[Excerpt from a dataset]
——————
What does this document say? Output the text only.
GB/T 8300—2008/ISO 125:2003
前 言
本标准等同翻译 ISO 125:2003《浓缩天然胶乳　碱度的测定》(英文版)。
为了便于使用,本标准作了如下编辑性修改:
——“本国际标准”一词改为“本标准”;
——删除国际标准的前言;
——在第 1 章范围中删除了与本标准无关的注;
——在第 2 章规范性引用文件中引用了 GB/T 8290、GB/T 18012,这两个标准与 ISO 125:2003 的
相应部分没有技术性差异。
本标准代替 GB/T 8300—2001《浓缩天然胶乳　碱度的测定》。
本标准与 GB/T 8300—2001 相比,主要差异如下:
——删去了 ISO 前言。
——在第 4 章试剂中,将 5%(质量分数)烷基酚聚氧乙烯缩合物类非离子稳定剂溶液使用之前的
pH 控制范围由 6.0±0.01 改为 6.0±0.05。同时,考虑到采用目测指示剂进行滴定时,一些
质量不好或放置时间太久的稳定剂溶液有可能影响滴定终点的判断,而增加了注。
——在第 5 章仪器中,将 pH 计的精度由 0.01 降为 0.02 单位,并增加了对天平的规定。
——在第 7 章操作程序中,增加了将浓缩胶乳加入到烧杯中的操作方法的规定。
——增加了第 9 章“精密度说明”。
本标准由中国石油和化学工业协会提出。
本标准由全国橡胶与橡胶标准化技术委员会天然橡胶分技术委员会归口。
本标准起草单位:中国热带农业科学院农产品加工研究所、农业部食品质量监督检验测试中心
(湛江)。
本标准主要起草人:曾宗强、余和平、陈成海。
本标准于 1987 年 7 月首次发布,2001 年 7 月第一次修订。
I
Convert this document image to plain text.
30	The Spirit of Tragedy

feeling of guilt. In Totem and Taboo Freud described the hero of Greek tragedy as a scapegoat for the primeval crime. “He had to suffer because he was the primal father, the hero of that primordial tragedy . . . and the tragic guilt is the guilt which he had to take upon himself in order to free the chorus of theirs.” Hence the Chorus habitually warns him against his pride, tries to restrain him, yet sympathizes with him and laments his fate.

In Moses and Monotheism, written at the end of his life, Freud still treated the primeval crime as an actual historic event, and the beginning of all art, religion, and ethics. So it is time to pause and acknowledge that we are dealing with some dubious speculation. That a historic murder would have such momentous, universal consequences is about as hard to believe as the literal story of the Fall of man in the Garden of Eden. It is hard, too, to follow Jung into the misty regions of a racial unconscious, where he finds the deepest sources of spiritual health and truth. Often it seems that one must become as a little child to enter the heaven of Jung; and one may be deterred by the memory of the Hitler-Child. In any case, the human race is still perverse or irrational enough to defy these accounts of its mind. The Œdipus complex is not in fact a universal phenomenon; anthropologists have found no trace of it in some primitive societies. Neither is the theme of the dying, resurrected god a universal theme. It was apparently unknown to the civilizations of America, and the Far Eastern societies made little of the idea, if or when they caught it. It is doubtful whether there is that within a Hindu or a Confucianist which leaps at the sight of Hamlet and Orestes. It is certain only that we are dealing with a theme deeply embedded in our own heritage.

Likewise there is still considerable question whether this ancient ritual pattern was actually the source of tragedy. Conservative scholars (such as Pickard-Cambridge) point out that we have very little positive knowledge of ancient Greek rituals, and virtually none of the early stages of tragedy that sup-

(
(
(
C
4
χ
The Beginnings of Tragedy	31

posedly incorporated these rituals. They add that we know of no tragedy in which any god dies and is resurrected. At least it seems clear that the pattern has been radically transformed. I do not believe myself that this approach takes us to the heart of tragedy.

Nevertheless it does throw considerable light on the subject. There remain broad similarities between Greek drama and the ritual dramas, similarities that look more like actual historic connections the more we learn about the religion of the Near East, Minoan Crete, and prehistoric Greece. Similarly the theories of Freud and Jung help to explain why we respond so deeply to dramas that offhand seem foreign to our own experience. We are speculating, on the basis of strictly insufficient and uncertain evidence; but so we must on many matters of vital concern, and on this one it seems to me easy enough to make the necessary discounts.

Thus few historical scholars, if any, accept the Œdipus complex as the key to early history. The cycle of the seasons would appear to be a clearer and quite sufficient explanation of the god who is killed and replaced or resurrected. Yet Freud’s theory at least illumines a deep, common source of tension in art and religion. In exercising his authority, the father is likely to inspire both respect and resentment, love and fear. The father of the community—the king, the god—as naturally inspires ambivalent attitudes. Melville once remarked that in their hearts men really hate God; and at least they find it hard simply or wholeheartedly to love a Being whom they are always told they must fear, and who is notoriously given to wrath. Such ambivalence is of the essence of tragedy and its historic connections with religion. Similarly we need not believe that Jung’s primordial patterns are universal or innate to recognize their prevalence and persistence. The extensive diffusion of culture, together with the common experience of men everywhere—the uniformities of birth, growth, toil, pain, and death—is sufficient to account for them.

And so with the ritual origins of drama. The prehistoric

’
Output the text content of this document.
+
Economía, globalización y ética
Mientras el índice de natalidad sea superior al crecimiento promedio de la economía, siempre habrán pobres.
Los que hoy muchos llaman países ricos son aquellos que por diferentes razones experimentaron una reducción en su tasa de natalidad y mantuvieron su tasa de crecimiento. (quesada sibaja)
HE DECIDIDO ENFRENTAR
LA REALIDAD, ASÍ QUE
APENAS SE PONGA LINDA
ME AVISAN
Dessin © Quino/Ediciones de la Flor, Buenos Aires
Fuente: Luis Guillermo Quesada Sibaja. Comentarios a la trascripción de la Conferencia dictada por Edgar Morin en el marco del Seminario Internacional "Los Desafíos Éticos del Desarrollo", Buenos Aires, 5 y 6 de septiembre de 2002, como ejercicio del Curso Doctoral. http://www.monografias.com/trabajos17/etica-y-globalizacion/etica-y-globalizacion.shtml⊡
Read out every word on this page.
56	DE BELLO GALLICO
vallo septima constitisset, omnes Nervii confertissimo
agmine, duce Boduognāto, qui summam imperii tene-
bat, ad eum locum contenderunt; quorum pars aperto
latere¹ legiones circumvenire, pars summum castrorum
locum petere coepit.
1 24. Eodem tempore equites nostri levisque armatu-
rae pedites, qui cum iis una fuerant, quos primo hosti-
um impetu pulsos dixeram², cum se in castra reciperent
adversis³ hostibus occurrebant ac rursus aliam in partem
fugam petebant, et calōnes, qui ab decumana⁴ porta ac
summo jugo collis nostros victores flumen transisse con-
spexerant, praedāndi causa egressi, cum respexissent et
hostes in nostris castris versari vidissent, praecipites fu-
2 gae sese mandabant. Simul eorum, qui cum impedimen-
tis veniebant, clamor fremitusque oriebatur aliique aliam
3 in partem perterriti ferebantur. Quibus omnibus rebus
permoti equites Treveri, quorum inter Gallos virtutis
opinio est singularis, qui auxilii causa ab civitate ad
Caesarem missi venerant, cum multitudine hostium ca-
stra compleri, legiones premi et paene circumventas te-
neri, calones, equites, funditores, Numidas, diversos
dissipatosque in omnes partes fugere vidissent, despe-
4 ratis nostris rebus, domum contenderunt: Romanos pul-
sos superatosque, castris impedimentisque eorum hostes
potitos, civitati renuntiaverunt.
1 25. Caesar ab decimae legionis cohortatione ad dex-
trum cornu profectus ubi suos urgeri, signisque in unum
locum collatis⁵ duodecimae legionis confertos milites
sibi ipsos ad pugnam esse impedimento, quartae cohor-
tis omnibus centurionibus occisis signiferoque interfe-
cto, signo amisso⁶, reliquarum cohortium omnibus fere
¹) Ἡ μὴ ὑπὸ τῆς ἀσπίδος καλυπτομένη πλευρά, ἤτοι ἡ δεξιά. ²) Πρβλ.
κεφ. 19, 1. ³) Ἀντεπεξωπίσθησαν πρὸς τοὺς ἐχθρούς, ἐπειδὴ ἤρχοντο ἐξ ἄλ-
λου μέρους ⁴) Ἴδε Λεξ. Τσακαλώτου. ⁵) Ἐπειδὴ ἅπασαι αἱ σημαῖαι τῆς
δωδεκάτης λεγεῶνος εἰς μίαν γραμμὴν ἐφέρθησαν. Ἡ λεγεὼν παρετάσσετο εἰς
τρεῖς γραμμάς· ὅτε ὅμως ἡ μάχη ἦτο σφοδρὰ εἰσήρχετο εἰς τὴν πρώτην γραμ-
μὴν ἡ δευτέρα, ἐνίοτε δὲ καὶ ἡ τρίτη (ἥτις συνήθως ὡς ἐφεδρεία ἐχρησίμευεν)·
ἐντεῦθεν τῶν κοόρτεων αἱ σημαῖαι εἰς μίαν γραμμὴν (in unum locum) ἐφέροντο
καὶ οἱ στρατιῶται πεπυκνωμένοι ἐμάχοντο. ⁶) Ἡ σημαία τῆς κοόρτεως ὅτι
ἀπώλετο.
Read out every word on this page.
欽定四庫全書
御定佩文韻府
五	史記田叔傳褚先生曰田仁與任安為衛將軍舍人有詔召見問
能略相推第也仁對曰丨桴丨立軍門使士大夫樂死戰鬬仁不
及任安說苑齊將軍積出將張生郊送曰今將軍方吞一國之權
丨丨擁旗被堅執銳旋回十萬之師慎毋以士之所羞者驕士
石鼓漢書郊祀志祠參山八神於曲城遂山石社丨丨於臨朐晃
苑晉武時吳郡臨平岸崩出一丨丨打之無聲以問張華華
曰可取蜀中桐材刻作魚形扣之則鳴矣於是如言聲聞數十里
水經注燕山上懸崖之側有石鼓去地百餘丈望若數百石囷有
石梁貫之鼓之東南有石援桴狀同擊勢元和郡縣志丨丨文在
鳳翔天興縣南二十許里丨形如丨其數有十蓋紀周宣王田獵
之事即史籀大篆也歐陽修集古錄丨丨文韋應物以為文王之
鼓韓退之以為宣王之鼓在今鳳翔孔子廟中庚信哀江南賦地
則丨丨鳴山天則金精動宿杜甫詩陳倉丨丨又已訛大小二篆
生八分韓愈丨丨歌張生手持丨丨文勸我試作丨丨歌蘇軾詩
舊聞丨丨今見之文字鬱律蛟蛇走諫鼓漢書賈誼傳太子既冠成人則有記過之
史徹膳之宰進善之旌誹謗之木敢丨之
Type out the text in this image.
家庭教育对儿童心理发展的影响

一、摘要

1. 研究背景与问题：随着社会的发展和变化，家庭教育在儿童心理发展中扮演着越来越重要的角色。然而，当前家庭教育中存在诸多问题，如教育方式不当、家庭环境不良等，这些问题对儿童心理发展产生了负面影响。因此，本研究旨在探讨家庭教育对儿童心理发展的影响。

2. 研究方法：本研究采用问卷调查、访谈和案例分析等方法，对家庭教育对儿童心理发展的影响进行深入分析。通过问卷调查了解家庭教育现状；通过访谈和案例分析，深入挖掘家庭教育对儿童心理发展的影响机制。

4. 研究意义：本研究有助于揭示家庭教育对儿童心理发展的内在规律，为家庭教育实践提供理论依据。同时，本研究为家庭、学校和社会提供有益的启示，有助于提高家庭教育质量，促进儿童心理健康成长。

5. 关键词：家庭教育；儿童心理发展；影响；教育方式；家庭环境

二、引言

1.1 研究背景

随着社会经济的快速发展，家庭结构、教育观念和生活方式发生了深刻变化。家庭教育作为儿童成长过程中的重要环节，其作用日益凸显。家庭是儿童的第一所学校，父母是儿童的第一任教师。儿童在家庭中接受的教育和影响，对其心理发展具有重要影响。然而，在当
——————
* EXERCISE:
Copy each line above containing the string "text".

* REPLY TO THE EXERCISE:
What does this document say? Output the text only.
Convert this document image to plain text.
Output the text content of this document.
Type out the text in this image.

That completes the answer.